▶ Request
Filter the records for lines holding the string "card".
### Data for the task ###
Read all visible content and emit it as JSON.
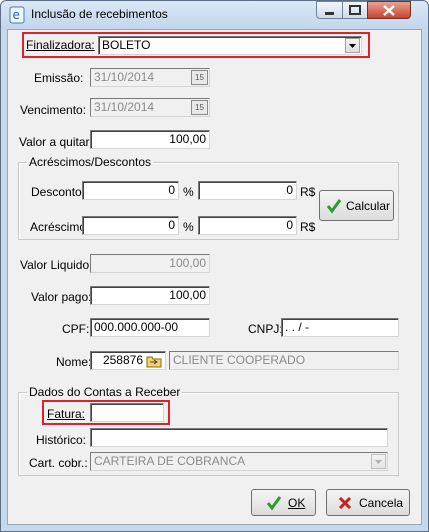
{
  "window": {
    "title": "Inclusão de recebimentos"
  },
  "finalizadora": {
    "label": "Finalizadora:",
    "value": "BOLETO"
  },
  "emissao": {
    "label": "Emissão:",
    "value": "31/10/2014"
  },
  "vencimento": {
    "label": "Vencimento:",
    "value": "31/10/2014"
  },
  "valor_a_quitar": {
    "label": "Valor a quitar:",
    "value": "100,00"
  },
  "acrescimos_descontos": {
    "title": "Acréscimos/Descontos",
    "desconto_label": "Desconto:",
    "desconto_pct": "0",
    "desconto_rs": "0",
    "acrescimo_label": "Acréscimo:",
    "acrescimo_pct": "0",
    "acrescimo_rs": "0",
    "pct_symbol": "%",
    "rs_symbol": "R$",
    "calcular_label": "Calcular"
  },
  "valor_liquido": {
    "label": "Valor Liquido:",
    "value": "100,00"
  },
  "valor_pago": {
    "label": "Valor pago:",
    "value": "100,00"
  },
  "cpf": {
    "label": "CPF:",
    "value": "000.000.000-00"
  },
  "cnpj": {
    "label": "CNPJ:",
    "value": " .   .   /   -"
  },
  "nome": {
    "label": "Nome:",
    "code": "258876",
    "value": "CLIENTE COOPERADO"
  },
  "contas_receber": {
    "title": "Dados do Contas a Receber",
    "fatura_label": "Fatura:",
    "fatura_value": "",
    "historico_label": "Histórico:",
    "historico_value": "",
    "cart_cobr_label": "Cart. cobr.:",
    "cart_cobr_value": "CARTEIRA DE COBRANCA"
  },
  "actions": {
    "ok_label": "OK",
    "cancel_label": "Cancela"
  },
  "calendar_icon_text": "15",
  "colors": {
    "highlight": "#e0202a",
    "ok_check": "#2e9b2e",
    "cancel_x": "#c8201c"
  }
}
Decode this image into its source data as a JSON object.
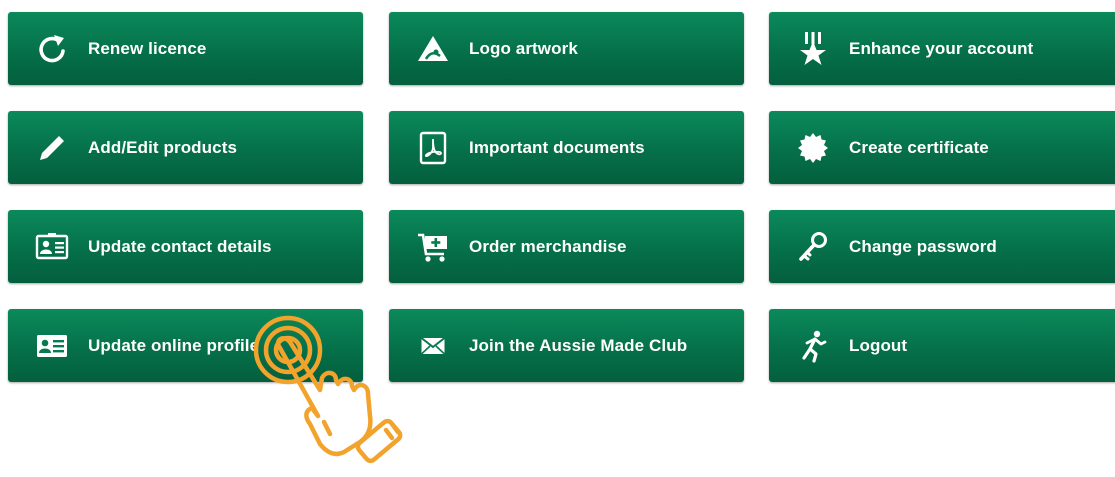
{
  "tiles": [
    {
      "label": "Renew licence",
      "icon": "refresh-icon"
    },
    {
      "label": "Logo artwork",
      "icon": "logo-mountain-icon"
    },
    {
      "label": "Enhance your account",
      "icon": "star-badge-icon"
    },
    {
      "label": "Add/Edit products",
      "icon": "pencil-icon"
    },
    {
      "label": "Important documents",
      "icon": "pdf-document-icon"
    },
    {
      "label": "Create certificate",
      "icon": "seal-icon"
    },
    {
      "label": "Update contact details",
      "icon": "contact-card-icon"
    },
    {
      "label": "Order merchandise",
      "icon": "cart-add-icon"
    },
    {
      "label": "Change password",
      "icon": "key-icon"
    },
    {
      "label": "Update online profile",
      "icon": "profile-card-icon"
    },
    {
      "label": "Join the Aussie Made Club",
      "icon": "envelope-icon"
    },
    {
      "label": "Logout",
      "icon": "running-man-icon"
    }
  ],
  "colors": {
    "tile": "#05704a",
    "tile_text": "#ffffff",
    "pointer": "#f2a32c"
  }
}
###
▶ Response to the task
      "icon": "contact-card-icon"
      "icon": "profile-card-icon"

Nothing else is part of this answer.